DATA FOR THIS TASK ->
◇ ◇ ◇

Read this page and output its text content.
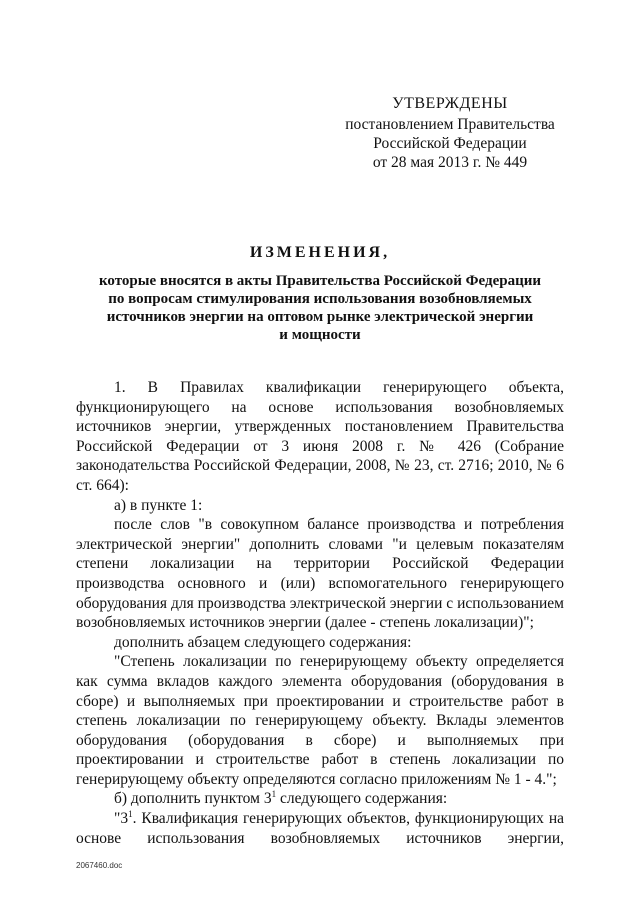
УТВЕРЖДЕНЫ
постановлением Правительства
Российской Федерации
от 28 мая 2013 г. № 449
ИЗМЕНЕНИЯ,
которые вносятся в акты Правительства Российской Федерации
по вопросам стимулирования использования возобновляемых
источников энергии на оптовом рынке электрической энергии
и мощности

1. В Правилах квалификации генерирующего объекта, функционирующего на основе использования возобновляемых источников энергии, утвержденных постановлением Правительства Российской Федерации от 3 июня 2008 г. № 426 (Собрание законодательства Российской Федерации, 2008, № 23, ст. 2716; 2010, № 6 ст. 664):

а) в пункте 1:

после слов "в совокупном балансе производства и потребления электрической энергии" дополнить словами "и целевым показателям степени локализации на территории Российской Федерации производства основного и (или) вспомогательного генерирующего оборудования для производства электрической энергии с использованием возобновляемых источников энергии (далее - степень локализации)";

дополнить абзацем следующего содержания:

"Степень локализации по генерирующему объекту определяется как сумма вкладов каждого элемента оборудования (оборудования в сборе) и выполняемых при проектировании и строительстве работ в степень локализации по генерирующему объекту. Вклады элементов оборудования (оборудования в сборе) и выполняемых при проектировании и строительстве работ в степень локализации по генерирующему объекту определяются согласно приложениям № 1 - 4.";

б) дополнить пунктом $3^1$ следующего содержания:

"$3^1$. Квалификация генерирующих объектов, функционирующих на основе использования возобновляемых источников энергии,

2067460.doc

◇ ◇ ◇

DO THIS -> List each line of the records that holds the string "следующего".

WRITTEN ANSWER ->
дополнить абзацем следующего содержания:
б) дополнить пунктом $3^1$ следующего содержания:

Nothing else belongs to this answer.